# Extracted records start

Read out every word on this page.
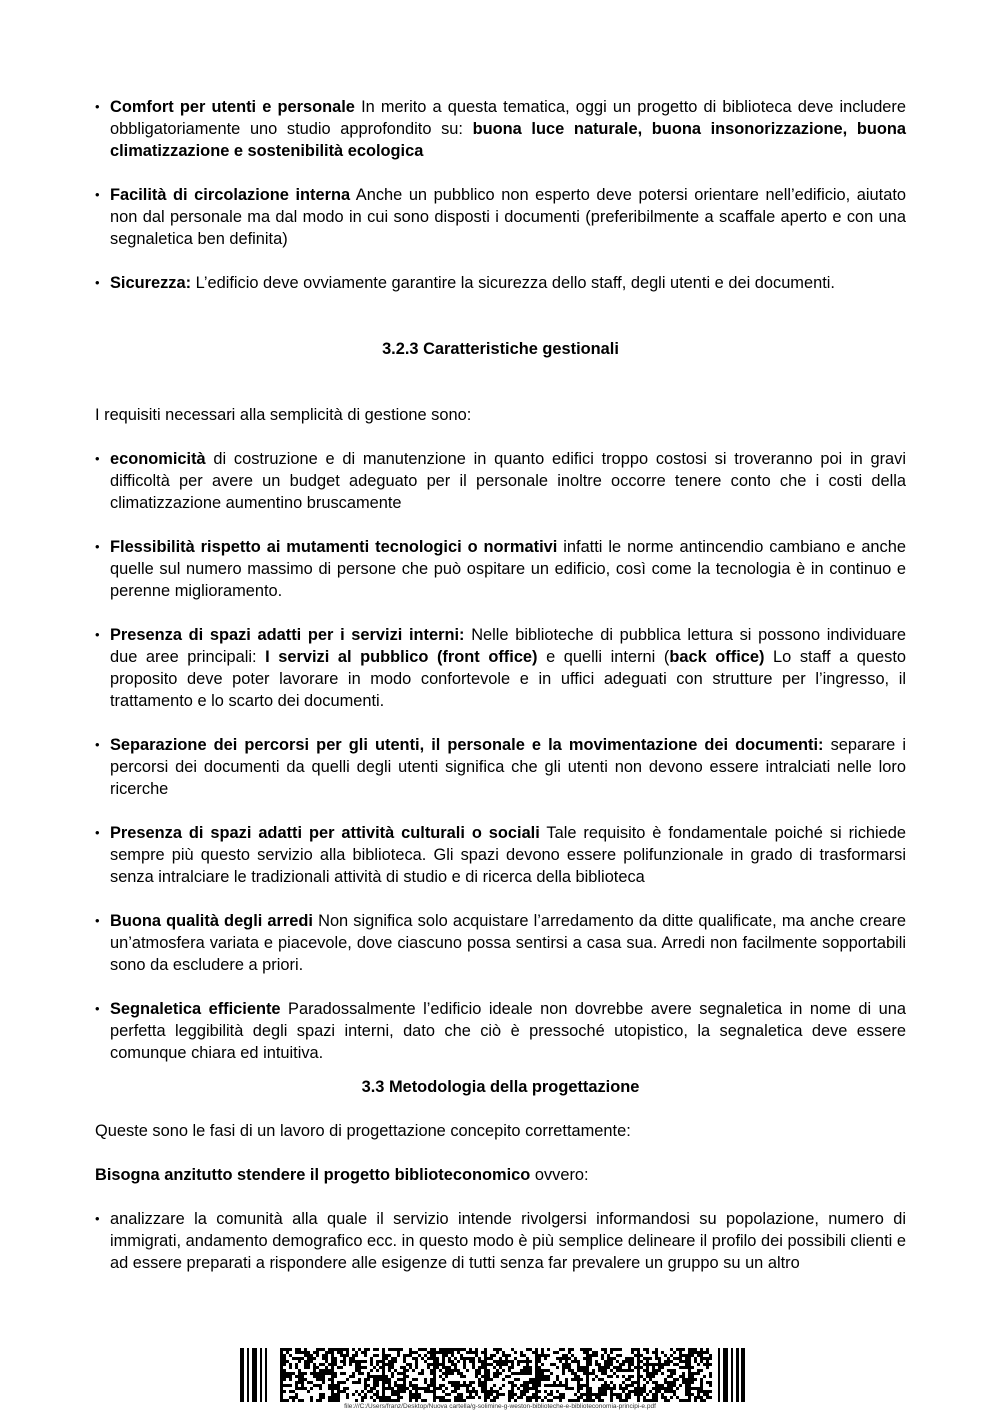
• Comfort per utenti e personale In merito a questa tematica, oggi un progetto di biblioteca deve includere obbligatoriamente uno studio approfondito su: buona luce naturale, buona insonorizzazione, buona climatizzazione e sostenibilità ecologica
• Facilità di circolazione interna Anche un pubblico non esperto deve potersi orientare nell’edificio, aiutato non dal personale ma dal modo in cui sono disposti i documenti (preferibilmente a scaffale aperto e con una segnaletica ben definita)
• Sicurezza: L’edificio deve ovviamente garantire la sicurezza dello staff, degli utenti e dei documenti.

3.2.3 Caratteristiche gestionali

I requisiti necessari alla semplicità di gestione sono:

• economicità di costruzione e di manutenzione in quanto edifici troppo costosi si troveranno poi in gravi difficoltà per avere un budget adeguato per il personale inoltre occorre tenere conto che i costi della climatizzazione aumentino bruscamente
• Flessibilità rispetto ai mutamenti tecnologici o normativi infatti le norme antincendio cambiano e anche quelle sul numero massimo di persone che può ospitare un edificio, così come la tecnologia è in continuo e perenne miglioramento.
• Presenza di spazi adatti per i servizi interni: Nelle biblioteche di pubblica lettura si possono individuare due aree principali: I servizi al pubblico (front office) e quelli interni (back office) Lo staff a questo proposito deve poter lavorare in modo confortevole e in uffici adeguati con strutture per l’ingresso, il trattamento e lo scarto dei documenti.
• Separazione dei percorsi per gli utenti, il personale e la movimentazione dei documenti: separare i percorsi dei documenti da quelli degli utenti significa che gli utenti non devono essere intralciati nelle loro ricerche
• Presenza di spazi adatti per attività culturali o sociali Tale requisito è fondamentale poiché si richiede sempre più questo servizio alla biblioteca. Gli spazi devono essere polifunzionale in grado di trasformarsi senza intralciare le tradizionali attività di studio e di ricerca della biblioteca
• Buona qualità degli arredi Non significa solo acquistare l’arredamento da ditte qualificate, ma anche creare un’atmosfera variata e piacevole, dove ciascuno possa sentirsi a casa sua. Arredi non facilmente sopportabili sono da escludere a priori.
• Segnaletica efficiente Paradossalmente l’edificio ideale non dovrebbe avere segnaletica in nome di una perfetta leggibilità degli spazi interni, dato che ciò è pressoché utopistico, la segnaletica deve essere comunque chiara ed intuitiva.

3.3 Metodologia della progettazione

Queste sono le fasi di un lavoro di progettazione concepito correttamente:

Bisogna anzitutto stendere il progetto biblioteconomico ovvero:

• analizzare la comunità alla quale il servizio intende rivolgersi informandosi su popolazione, numero di immigrati, andamento demografico ecc. in questo modo è più semplice delineare il profilo dei possibili clienti e ad essere preparati a rispondere alle esigenze di tutti senza far prevalere un gruppo su un altro
file:///C:/Users/franz/Desktop/Nuova cartella/g-solimine-g-weston-biblioteche-e-biblioteconomia-principi-e.pdf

# Extracted records end

Drop the images and quote the entries word for word.

Read out every word on this page.
• Comfort per utenti e personale In merito a questa tematica, oggi un progetto di biblioteca deve includere obbligatoriamente uno studio approfondito su: buona luce naturale, buona insonorizzazione, buona climatizzazione e sostenibilità ecologica
• Facilità di circolazione interna Anche un pubblico non esperto deve potersi orientare nell’edificio, aiutato non dal personale ma dal modo in cui sono disposti i documenti (preferibilmente a scaffale aperto e con una segnaletica ben definita)
• Sicurezza: L’edificio deve ovviamente garantire la sicurezza dello staff, degli utenti e dei documenti.

3.2.3 Caratteristiche gestionali

I requisiti necessari alla semplicità di gestione sono:

• economicità di costruzione e di manutenzione in quanto edifici troppo costosi si troveranno poi in gravi difficoltà per avere un budget adeguato per il personale inoltre occorre tenere conto che i costi della climatizzazione aumentino bruscamente
• Flessibilità rispetto ai mutamenti tecnologici o normativi infatti le norme antincendio cambiano e anche quelle sul numero massimo di persone che può ospitare un edificio, così come la tecnologia è in continuo e perenne miglioramento.
• Presenza di spazi adatti per i servizi interni: Nelle biblioteche di pubblica lettura si possono individuare due aree principali: I servizi al pubblico (front office) e quelli interni (back office) Lo staff a questo proposito deve poter lavorare in modo confortevole e in uffici adeguati con strutture per l’ingresso, il trattamento e lo scarto dei documenti.
• Separazione dei percorsi per gli utenti, il personale e la movimentazione dei documenti: separare i percorsi dei documenti da quelli degli utenti significa che gli utenti non devono essere intralciati nelle loro ricerche
• Presenza di spazi adatti per attività culturali o sociali Tale requisito è fondamentale poiché si richiede sempre più questo servizio alla biblioteca. Gli spazi devono essere polifunzionale in grado di trasformarsi senza intralciare le tradizionali attività di studio e di ricerca della biblioteca
• Buona qualità degli arredi Non significa solo acquistare l’arredamento da ditte qualificate, ma anche creare un’atmosfera variata e piacevole, dove ciascuno possa sentirsi a casa sua. Arredi non facilmente sopportabili sono da escludere a priori.
• Segnaletica efficiente Paradossalmente l’edificio ideale non dovrebbe avere segnaletica in nome di una perfetta leggibilità degli spazi interni, dato che ciò è pressoché utopistico, la segnaletica deve essere comunque chiara ed intuitiva.

3.3 Metodologia della progettazione

Queste sono le fasi di un lavoro di progettazione concepito correttamente:

Bisogna anzitutto stendere il progetto biblioteconomico ovvero:

• analizzare la comunità alla quale il servizio intende rivolgersi informandosi su popolazione, numero di immigrati, andamento demografico ecc. in questo modo è più semplice delineare il profilo dei possibili clienti e ad essere preparati a rispondere alle esigenze di tutti senza far prevalere un gruppo su un altro
file:///C:/Users/franz/Desktop/Nuova cartella/g-solimine-g-weston-biblioteche-e-biblioteconomia-principi-e.pdf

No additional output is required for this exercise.